Entries provided Block Start

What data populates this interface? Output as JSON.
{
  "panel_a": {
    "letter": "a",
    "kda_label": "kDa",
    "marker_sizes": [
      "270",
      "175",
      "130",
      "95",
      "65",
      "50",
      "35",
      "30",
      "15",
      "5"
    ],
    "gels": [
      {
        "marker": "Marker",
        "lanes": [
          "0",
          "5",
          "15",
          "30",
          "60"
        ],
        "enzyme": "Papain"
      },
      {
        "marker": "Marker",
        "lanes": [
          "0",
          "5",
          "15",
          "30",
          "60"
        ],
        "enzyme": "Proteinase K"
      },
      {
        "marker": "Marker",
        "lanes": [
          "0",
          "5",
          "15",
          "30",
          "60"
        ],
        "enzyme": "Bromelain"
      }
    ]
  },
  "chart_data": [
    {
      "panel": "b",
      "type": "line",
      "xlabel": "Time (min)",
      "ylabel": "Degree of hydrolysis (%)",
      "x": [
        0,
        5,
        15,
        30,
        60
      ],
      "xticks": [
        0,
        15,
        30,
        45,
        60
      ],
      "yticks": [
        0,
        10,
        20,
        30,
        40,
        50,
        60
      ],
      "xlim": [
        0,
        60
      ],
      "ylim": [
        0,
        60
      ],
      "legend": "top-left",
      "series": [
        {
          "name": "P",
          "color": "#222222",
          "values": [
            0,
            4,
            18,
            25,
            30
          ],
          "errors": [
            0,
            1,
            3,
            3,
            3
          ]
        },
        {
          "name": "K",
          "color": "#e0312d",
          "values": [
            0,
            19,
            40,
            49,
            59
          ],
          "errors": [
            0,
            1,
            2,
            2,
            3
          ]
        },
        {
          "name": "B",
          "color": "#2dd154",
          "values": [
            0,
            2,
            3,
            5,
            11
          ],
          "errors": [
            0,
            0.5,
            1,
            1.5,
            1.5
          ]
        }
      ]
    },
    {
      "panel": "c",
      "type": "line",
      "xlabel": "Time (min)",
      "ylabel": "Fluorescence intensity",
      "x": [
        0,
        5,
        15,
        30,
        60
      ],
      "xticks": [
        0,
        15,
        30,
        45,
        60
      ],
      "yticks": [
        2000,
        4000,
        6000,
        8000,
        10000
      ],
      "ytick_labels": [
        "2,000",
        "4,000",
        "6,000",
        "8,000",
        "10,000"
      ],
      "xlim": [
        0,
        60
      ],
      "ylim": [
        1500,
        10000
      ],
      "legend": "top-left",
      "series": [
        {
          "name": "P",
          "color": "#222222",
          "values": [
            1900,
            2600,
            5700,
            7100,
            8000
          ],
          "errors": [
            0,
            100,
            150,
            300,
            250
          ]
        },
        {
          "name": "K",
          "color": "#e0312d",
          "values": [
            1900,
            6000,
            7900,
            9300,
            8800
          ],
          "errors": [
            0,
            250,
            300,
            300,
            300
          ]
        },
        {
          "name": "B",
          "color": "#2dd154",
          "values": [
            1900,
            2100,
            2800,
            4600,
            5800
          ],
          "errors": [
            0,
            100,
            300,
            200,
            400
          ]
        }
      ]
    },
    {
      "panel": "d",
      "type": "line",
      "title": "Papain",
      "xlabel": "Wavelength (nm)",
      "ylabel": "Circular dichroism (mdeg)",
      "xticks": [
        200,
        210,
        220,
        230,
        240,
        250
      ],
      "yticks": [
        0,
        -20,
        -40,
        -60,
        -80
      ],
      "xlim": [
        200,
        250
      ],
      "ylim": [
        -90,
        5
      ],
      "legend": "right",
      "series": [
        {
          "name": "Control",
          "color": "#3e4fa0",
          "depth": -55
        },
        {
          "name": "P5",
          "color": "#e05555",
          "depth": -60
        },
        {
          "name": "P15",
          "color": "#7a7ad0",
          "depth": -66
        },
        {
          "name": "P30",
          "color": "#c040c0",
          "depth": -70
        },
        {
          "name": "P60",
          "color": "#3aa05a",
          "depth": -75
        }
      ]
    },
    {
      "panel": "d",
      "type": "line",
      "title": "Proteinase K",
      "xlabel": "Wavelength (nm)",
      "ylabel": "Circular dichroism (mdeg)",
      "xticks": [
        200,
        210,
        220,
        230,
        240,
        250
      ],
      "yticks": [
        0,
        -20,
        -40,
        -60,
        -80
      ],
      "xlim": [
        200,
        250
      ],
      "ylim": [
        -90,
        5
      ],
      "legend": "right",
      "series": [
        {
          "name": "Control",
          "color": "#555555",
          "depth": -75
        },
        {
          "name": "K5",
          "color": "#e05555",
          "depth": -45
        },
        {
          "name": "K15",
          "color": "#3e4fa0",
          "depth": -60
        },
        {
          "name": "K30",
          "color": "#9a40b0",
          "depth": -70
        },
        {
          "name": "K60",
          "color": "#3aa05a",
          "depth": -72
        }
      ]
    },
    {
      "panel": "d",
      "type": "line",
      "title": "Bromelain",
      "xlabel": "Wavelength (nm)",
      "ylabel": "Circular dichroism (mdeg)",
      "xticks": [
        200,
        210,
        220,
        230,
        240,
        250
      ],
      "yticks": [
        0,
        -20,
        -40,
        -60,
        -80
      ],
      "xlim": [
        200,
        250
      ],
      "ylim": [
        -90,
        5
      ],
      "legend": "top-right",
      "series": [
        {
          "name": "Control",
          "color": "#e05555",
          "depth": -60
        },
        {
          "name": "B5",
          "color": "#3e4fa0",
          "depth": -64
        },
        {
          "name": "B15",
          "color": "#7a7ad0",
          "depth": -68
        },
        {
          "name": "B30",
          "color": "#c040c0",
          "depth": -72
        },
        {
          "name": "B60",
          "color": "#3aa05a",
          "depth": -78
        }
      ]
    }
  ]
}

Entries provided Block End

■ Your task
Where a line above holds the string "enzyme", show that line.

■ Expected answer
        "enzyme": "Papain"
        "enzyme": "Proteinase K"
        "enzyme": "Bromelain"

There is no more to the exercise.